§ **Task instructions**: Give, as a bare number, the count of lines that contain the word "what".

===== Input material

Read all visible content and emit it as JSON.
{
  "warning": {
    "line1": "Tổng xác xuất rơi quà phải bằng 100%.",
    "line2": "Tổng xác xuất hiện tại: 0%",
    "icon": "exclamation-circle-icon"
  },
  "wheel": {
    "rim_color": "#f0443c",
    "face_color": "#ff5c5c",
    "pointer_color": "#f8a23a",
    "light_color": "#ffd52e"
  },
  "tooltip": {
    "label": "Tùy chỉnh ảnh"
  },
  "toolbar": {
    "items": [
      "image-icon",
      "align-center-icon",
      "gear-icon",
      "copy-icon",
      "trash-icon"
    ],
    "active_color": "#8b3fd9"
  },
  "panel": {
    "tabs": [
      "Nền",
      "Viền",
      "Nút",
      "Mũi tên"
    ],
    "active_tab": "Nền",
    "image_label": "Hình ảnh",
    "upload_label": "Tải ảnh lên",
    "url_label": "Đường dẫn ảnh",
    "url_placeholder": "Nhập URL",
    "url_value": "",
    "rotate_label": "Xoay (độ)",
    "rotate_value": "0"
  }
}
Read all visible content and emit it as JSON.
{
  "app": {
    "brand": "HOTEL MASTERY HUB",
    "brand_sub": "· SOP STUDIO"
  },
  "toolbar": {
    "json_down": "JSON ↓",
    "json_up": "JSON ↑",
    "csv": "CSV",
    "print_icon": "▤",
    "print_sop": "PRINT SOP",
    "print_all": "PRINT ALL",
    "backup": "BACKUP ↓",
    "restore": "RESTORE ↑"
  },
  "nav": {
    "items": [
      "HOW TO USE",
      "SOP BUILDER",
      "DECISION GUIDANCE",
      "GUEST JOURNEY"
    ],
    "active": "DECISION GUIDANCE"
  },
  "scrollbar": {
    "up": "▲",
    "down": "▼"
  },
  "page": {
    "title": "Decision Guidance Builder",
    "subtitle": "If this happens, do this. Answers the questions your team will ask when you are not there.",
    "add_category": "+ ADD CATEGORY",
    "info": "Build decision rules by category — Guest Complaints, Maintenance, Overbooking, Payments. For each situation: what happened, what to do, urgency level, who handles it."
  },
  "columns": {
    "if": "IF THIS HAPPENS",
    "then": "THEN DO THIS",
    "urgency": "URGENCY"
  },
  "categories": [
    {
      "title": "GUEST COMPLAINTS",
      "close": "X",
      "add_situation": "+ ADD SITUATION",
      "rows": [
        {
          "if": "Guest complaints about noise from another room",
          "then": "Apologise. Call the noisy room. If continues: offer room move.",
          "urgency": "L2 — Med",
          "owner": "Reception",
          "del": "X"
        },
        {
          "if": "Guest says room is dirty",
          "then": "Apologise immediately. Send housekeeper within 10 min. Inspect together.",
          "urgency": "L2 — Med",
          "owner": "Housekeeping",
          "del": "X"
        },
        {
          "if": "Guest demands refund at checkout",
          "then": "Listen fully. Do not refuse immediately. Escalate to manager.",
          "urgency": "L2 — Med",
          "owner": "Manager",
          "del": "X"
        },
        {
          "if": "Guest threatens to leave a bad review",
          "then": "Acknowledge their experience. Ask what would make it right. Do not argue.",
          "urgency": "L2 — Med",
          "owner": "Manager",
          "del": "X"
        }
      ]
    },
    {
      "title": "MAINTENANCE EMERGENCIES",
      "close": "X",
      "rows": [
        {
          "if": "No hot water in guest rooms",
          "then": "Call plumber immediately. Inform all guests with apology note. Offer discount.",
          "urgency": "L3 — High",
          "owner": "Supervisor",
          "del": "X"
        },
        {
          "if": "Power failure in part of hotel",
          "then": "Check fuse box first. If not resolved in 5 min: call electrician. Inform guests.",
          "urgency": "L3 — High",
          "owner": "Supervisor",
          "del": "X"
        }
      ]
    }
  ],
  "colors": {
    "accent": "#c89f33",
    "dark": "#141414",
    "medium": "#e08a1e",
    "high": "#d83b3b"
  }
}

==========

§ **Worked answer**: 2